◆ Stated goal ◆
Print the listing below in its entirety, character for character.

>>>

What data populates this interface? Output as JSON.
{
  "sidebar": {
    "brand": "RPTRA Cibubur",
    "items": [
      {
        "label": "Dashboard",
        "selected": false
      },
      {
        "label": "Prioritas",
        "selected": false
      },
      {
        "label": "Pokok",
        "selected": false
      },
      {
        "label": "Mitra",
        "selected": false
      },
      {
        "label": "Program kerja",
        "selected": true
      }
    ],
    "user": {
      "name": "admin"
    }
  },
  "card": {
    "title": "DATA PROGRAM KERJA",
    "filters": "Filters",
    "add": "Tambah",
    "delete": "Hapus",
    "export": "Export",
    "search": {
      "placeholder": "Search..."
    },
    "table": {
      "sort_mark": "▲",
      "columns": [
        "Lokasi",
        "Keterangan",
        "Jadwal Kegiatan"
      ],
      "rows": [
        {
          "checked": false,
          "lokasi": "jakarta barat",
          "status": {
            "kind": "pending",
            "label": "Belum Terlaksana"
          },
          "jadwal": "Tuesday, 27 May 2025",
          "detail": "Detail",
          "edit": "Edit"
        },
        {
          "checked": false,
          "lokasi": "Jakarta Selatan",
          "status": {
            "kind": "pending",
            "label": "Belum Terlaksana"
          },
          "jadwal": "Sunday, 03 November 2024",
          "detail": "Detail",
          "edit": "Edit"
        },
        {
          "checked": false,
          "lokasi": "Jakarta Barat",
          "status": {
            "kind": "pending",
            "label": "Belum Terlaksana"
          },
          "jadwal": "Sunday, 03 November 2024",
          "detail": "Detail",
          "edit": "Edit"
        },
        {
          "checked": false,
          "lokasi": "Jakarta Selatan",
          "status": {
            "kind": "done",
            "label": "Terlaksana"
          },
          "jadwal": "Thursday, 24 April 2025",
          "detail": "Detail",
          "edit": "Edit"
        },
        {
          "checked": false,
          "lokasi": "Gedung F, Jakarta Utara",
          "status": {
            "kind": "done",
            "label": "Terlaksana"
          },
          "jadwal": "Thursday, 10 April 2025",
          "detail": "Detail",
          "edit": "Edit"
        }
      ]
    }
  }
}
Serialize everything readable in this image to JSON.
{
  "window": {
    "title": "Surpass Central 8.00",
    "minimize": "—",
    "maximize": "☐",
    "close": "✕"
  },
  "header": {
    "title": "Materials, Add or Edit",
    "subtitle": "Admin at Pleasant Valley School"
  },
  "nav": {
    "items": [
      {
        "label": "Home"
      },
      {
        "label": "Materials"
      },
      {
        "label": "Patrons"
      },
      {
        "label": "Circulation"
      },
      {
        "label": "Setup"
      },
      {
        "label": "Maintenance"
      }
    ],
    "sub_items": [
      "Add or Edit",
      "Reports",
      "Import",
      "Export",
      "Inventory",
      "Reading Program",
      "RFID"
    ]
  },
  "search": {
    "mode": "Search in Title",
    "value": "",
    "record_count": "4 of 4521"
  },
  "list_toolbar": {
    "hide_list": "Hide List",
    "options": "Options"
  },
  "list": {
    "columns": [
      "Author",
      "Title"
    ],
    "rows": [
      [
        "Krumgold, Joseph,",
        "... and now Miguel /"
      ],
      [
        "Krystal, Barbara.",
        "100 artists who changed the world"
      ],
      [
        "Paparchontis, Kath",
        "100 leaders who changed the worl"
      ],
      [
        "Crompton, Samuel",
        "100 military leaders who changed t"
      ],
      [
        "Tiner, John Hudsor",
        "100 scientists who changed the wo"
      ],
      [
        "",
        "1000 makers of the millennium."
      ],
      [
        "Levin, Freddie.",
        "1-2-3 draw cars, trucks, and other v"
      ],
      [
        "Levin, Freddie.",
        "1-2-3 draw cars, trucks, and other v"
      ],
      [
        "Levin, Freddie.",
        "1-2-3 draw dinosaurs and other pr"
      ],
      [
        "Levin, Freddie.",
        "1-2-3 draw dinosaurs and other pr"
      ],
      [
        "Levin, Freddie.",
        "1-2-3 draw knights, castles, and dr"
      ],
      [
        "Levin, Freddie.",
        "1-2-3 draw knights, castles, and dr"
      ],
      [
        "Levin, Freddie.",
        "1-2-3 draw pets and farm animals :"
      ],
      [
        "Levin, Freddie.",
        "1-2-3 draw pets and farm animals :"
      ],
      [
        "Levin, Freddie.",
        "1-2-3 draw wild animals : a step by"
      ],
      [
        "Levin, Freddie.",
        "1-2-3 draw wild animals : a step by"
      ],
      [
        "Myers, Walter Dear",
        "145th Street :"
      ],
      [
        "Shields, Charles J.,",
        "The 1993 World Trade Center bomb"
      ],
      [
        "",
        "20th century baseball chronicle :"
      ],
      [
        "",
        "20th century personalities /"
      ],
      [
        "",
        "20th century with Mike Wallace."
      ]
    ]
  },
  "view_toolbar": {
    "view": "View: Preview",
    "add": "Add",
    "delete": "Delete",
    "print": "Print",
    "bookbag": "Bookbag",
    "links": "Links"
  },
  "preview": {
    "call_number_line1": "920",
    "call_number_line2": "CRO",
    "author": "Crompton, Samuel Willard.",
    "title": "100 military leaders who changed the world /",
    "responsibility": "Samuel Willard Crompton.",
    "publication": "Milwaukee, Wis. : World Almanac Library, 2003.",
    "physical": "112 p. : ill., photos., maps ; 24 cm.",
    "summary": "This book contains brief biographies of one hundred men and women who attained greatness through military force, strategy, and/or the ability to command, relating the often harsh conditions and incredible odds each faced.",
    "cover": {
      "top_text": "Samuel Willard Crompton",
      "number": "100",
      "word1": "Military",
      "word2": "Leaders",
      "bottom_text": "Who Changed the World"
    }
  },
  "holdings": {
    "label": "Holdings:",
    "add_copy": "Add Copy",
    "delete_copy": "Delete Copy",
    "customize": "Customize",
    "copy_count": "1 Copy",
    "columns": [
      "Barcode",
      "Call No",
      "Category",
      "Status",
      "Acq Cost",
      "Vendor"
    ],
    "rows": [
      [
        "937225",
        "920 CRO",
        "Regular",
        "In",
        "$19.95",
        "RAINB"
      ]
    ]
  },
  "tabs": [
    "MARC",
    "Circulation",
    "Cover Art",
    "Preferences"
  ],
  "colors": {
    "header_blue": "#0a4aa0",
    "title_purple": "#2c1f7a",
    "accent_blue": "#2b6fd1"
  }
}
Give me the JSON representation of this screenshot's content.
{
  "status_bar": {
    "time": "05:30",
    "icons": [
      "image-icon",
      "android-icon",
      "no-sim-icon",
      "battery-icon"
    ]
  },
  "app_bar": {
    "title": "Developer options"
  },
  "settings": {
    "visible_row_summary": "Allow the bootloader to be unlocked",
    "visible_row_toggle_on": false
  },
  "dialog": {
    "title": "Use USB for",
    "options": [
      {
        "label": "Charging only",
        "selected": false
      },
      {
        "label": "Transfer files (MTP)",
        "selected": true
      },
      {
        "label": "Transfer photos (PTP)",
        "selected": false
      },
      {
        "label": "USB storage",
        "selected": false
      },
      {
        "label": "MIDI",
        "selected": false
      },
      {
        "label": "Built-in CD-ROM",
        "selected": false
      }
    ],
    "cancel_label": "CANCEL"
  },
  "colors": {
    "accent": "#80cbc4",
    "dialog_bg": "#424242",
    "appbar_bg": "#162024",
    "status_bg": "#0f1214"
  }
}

<<<

◆ Solution to this problem ◆
What data populates this interface? Output as JSON.
{
  "sidebar": {
    "brand": "RPTRA Cibubur",
    "items": [
      {
        "label": "Dashboard",
        "selected": false
      },
      {
        "label": "Prioritas",
        "selected": false
      },
      {
        "label": "Pokok",
        "selected": false
      },
      {
        "label": "Mitra",
        "selected": false
      },
      {
        "label": "Program kerja",
        "selected": true
      }
    ],
    "user": {
      "name": "admin"
    }
  },
  "card": {
    "title": "DATA PROGRAM KERJA",
    "filters": "Filters",
    "add": "Tambah",
    "delete": "Hapus",
    "export": "Export",
    "search": {
      "placeholder": "Search..."
    },
    "table": {
      "sort_mark": "▲",
      "columns": [
        "Lokasi",
        "Keterangan",
        "Jadwal Kegiatan"
      ],
      "rows": [
        {
          "checked": false,
          "lokasi": "jakarta barat",
          "status": {
            "kind": "pending",
            "label": "Belum Terlaksana"
          },
          "jadwal": "Tuesday, 27 May 2025",
          "detail": "Detail",
          "edit": "Edit"
        },
        {
          "checked": false,
          "lokasi": "Jakarta Selatan",
          "status": {
            "kind": "pending",
            "label": "Belum Terlaksana"
          },
          "jadwal": "Sunday, 03 November 2024",
          "detail": "Detail",
          "edit": "Edit"
        },
        {
          "checked": false,
          "lokasi": "Jakarta Barat",
          "status": {
            "kind": "pending",
            "label": "Belum Terlaksana"
          },
          "jadwal": "Sunday, 03 November 2024",
          "detail": "Detail",
          "edit": "Edit"
        },
        {
          "checked": false,
          "lokasi": "Jakarta Selatan",
          "status": {
            "kind": "done",
            "label": "Terlaksana"
          },
          "jadwal": "Thursday, 24 April 2025",
          "detail": "Detail",
          "edit": "Edit"
        },
        {
          "checked": false,
          "lokasi": "Gedung F, Jakarta Utara",
          "status": {
            "kind": "done",
            "label": "Terlaksana"
          },
          "jadwal": "Thursday, 10 April 2025",
          "detail": "Detail",
          "edit": "Edit"
        }
      ]
    }
  }
}
Serialize everything readable in this image to JSON.
{
  "window": {
    "title": "Surpass Central 8.00",
    "minimize": "—",
    "maximize": "☐",
    "close": "✕"
  },
  "header": {
    "title": "Materials, Add or Edit",
    "subtitle": "Admin at Pleasant Valley School"
  },
  "nav": {
    "items": [
      {
        "label": "Home"
      },
      {
        "label": "Materials"
      },
      {
        "label": "Patrons"
      },
      {
        "label": "Circulation"
      },
      {
        "label": "Setup"
      },
      {
        "label": "Maintenance"
      }
    ],
    "sub_items": [
      "Add or Edit",
      "Reports",
      "Import",
      "Export",
      "Inventory",
      "Reading Program",
      "RFID"
    ]
  },
  "search": {
    "mode": "Search in Title",
    "value": "",
    "record_count": "4 of 4521"
  },
  "list_toolbar": {
    "hide_list": "Hide List",
    "options": "Options"
  },
  "list": {
    "columns": [
      "Author",
      "Title"
    ],
    "rows": [
      [
        "Krumgold, Joseph,",
        "... and now Miguel /"
      ],
      [
        "Krystal, Barbara.",
        "100 artists who changed the world"
      ],
      [
        "Paparchontis, Kath",
        "100 leaders who changed the worl"
      ],
      [
        "Crompton, Samuel",
        "100 military leaders who changed t"
      ],
      [
        "Tiner, John Hudsor",
        "100 scientists who changed the wo"
      ],
      [
        "",
        "1000 makers of the millennium."
      ],
      [
        "Levin, Freddie.",
        "1-2-3 draw cars, trucks, and other v"
      ],
      [
        "Levin, Freddie.",
        "1-2-3 draw cars, trucks, and other v"
      ],
      [
        "Levin, Freddie.",
        "1-2-3 draw dinosaurs and other pr"
      ],
      [
        "Levin, Freddie.",
        "1-2-3 draw dinosaurs and other pr"
      ],
      [
        "Levin, Freddie.",
        "1-2-3 draw knights, castles, and dr"
      ],
      [
        "Levin, Freddie.",
        "1-2-3 draw knights, castles, and dr"
      ],
      [
        "Levin, Freddie.",
        "1-2-3 draw pets and farm animals :"
      ],
      [
        "Levin, Freddie.",
        "1-2-3 draw pets and farm animals :"
      ],
      [
        "Levin, Freddie.",
        "1-2-3 draw wild animals : a step by"
      ],
      [
        "Levin, Freddie.",
        "1-2-3 draw wild animals : a step by"
      ],
      [
        "Myers, Walter Dear",
        "145th Street :"
      ],
      [
        "Shields, Charles J.,",
        "The 1993 World Trade Center bomb"
      ],
      [
        "",
        "20th century baseball chronicle :"
      ],
      [
        "",
        "20th century personalities /"
      ],
      [
        "",
        "20th century with Mike Wallace."
      ]
    ]
  },
  "view_toolbar": {
    "view": "View: Preview",
    "add": "Add",
    "delete": "Delete",
    "print": "Print",
    "bookbag": "Bookbag",
    "links": "Links"
  },
  "preview": {
    "call_number_line1": "920",
    "call_number_line2": "CRO",
    "author": "Crompton, Samuel Willard.",
    "title": "100 military leaders who changed the world /",
    "responsibility": "Samuel Willard Crompton.",
    "publication": "Milwaukee, Wis. : World Almanac Library, 2003.",
    "physical": "112 p. : ill., photos., maps ; 24 cm.",
    "summary": "This book contains brief biographies of one hundred men and women who attained greatness through military force, strategy, and/or the ability to command, relating the often harsh conditions and incredible odds each faced.",
    "cover": {
      "top_text": "Samuel Willard Crompton",
      "number": "100",
      "word1": "Military",
      "word2": "Leaders",
      "bottom_text": "Who Changed the World"
    }
  },
  "holdings": {
    "label": "Holdings:",
    "add_copy": "Add Copy",
    "delete_copy": "Delete Copy",
    "customize": "Customize",
    "copy_count": "1 Copy",
    "columns": [
      "Barcode",
      "Call No",
      "Category",
      "Status",
      "Acq Cost",
      "Vendor"
    ],
    "rows": [
      [
        "937225",
        "920 CRO",
        "Regular",
        "In",
        "$19.95",
        "RAINB"
      ]
    ]
  },
  "tabs": [
    "MARC",
    "Circulation",
    "Cover Art",
    "Preferences"
  ],
  "colors": {
    "header_blue": "#0a4aa0",
    "title_purple": "#2c1f7a",
    "accent_blue": "#2b6fd1"
  }
}
Give me the JSON representation of this screenshot's content.
{
  "status_bar": {
    "time": "05:30",
    "icons": [
      "image-icon",
      "android-icon",
      "no-sim-icon",
      "battery-icon"
    ]
  },
  "app_bar": {
    "title": "Developer options"
  },
  "settings": {
    "visible_row_summary": "Allow the bootloader to be unlocked",
    "visible_row_toggle_on": false
  },
  "dialog": {
    "title": "Use USB for",
    "options": [
      {
        "label": "Charging only",
        "selected": false
      },
      {
        "label": "Transfer files (MTP)",
        "selected": true
      },
      {
        "label": "Transfer photos (PTP)",
        "selected": false
      },
      {
        "label": "USB storage",
        "selected": false
      },
      {
        "label": "MIDI",
        "selected": false
      },
      {
        "label": "Built-in CD-ROM",
        "selected": false
      }
    ],
    "cancel_label": "CANCEL"
  },
  "colors": {
    "accent": "#80cbc4",
    "dialog_bg": "#424242",
    "appbar_bg": "#162024",
    "status_bg": "#0f1214"
  }
}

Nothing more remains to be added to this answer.